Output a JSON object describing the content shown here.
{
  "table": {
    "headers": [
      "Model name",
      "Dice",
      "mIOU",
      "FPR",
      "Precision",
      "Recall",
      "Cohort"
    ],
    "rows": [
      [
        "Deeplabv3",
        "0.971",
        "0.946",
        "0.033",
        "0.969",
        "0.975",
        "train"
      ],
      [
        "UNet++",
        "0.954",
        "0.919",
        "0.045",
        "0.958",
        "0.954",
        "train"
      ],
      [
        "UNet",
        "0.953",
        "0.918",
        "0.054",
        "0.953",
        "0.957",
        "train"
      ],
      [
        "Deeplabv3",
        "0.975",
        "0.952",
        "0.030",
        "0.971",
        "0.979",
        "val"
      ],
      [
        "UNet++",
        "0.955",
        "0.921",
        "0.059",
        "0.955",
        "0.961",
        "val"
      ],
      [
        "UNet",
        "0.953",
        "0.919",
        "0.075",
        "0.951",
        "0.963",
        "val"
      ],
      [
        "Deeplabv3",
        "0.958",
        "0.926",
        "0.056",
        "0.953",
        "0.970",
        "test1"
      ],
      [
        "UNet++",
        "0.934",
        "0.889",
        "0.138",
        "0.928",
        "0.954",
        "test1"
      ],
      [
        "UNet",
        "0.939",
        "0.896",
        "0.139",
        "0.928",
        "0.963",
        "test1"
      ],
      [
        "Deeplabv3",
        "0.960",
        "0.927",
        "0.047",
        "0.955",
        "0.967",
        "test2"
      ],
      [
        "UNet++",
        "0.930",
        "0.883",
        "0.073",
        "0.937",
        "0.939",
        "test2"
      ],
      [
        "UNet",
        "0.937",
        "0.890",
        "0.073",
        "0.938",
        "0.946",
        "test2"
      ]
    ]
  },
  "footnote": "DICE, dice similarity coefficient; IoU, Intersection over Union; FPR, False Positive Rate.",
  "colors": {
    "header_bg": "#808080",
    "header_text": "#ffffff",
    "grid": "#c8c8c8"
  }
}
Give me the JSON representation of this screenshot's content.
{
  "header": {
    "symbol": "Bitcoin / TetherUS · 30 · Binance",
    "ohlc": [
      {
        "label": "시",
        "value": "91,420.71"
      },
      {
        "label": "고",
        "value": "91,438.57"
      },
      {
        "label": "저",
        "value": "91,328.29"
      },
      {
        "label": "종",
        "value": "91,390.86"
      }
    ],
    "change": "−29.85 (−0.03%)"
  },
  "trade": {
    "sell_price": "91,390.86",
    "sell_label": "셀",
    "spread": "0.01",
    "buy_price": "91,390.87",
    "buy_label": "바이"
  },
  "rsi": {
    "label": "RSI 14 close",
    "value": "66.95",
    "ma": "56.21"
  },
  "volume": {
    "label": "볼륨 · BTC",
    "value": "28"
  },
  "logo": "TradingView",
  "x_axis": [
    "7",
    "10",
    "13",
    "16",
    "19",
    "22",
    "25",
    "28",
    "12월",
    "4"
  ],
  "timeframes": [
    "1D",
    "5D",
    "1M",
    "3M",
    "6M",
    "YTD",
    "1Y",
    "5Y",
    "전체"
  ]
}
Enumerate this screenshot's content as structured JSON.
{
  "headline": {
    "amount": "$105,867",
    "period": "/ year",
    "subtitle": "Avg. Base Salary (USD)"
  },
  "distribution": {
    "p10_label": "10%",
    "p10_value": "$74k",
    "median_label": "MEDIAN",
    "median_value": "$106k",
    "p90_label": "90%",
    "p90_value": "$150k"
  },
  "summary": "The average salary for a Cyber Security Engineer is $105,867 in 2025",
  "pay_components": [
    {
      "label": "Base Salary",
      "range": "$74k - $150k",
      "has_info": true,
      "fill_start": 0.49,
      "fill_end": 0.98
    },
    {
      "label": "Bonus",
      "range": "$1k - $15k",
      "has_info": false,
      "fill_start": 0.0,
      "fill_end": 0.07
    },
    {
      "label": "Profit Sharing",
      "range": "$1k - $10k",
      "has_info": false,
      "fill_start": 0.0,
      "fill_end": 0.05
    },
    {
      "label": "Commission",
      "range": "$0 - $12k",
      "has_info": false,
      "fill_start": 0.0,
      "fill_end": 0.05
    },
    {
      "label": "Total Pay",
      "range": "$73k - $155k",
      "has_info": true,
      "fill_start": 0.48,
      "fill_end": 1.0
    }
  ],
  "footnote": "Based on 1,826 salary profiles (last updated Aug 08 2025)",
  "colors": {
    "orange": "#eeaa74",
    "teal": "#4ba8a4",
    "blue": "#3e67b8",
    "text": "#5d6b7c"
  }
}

• Challenge:
Write out every line of the listing that holds the word "screenshot".

• The completed task:
Give me the JSON representation of this screenshot's content.
Enumerate this screenshot's content as structured JSON.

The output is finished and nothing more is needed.